== MATERIAL FOR THIS EXERCISE

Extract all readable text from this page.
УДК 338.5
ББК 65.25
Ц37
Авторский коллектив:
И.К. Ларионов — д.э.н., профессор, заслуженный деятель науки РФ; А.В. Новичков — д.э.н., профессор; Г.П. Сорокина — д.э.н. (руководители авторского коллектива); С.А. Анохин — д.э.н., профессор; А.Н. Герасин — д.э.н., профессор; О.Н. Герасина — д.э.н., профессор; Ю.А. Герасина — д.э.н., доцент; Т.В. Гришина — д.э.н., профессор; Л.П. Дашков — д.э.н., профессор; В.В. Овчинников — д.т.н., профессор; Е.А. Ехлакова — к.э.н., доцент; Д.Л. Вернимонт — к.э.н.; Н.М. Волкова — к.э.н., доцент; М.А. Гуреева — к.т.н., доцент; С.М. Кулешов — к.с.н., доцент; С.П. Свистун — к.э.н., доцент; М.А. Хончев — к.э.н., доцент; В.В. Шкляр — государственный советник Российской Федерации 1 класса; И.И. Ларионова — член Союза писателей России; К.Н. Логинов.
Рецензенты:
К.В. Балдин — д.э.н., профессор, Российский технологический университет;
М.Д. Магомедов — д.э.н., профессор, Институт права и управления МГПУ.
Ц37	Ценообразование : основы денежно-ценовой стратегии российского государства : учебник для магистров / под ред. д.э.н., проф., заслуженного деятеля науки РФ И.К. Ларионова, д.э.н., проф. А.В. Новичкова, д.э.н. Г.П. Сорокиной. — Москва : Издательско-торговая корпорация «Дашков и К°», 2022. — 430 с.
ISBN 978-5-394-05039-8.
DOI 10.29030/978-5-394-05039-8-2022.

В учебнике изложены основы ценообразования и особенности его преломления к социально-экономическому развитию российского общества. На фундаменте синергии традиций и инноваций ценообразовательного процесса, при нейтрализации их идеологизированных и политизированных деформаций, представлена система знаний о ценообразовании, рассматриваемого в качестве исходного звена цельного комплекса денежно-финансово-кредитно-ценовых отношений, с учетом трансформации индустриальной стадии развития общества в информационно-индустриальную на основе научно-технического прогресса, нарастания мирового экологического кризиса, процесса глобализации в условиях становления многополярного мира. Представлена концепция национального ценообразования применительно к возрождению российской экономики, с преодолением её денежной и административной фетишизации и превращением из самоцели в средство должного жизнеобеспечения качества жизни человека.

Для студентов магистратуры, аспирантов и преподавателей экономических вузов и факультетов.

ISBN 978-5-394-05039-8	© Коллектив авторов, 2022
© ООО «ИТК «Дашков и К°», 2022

====

STATED EXERCISE:
Look over the listing above. Pick out and copy every line that includes "Дашков".

REPLY TO THE EXERCISE:
И.К. Ларионов — д.э.н., профессор, заслуженный деятель науки РФ; А.В. Новичков — д.э.н., профессор; Г.П. Сорокина — д.э.н. (руководители авторского коллектива); С.А. Анохин — д.э.н., профессор; А.Н. Герасин — д.э.н., профессор; О.Н. Герасина — д.э.н., профессор; Ю.А. Герасина — д.э.н., доцент; Т.В. Гришина — д.э.н., профессор; Л.П. Дашков — д.э.н., профессор; В.В. Овчинников — д.т.н., профессор; Е.А. Ехлакова — к.э.н., доцент; Д.Л. Вернимонт — к.э.н.; Н.М. Волкова — к.э.н., доцент; М.А. Гуреева — к.т.н., доцент; С.М. Кулешов — к.с.н., доцент; С.П. Свистун — к.э.н., доцент; М.А. Хончев — к.э.н., доцент; В.В. Шкляр — государственный советник Российской Федерации 1 класса; И.И. Ларионова — член Союза писателей России; К.Н. Логинов.
Ц37	Ценообразование : основы денежно-ценовой стратегии российского государства : учебник для магистров / под ред. д.э.н., проф., заслуженного деятеля науки РФ И.К. Ларионова, д.э.н., проф. А.В. Новичкова, д.э.н. Г.П. Сорокиной. — Москва : Издательско-торговая корпорация «Дашков и К°», 2022. — 430 с.
© ООО «ИТК «Дашков и К°», 2022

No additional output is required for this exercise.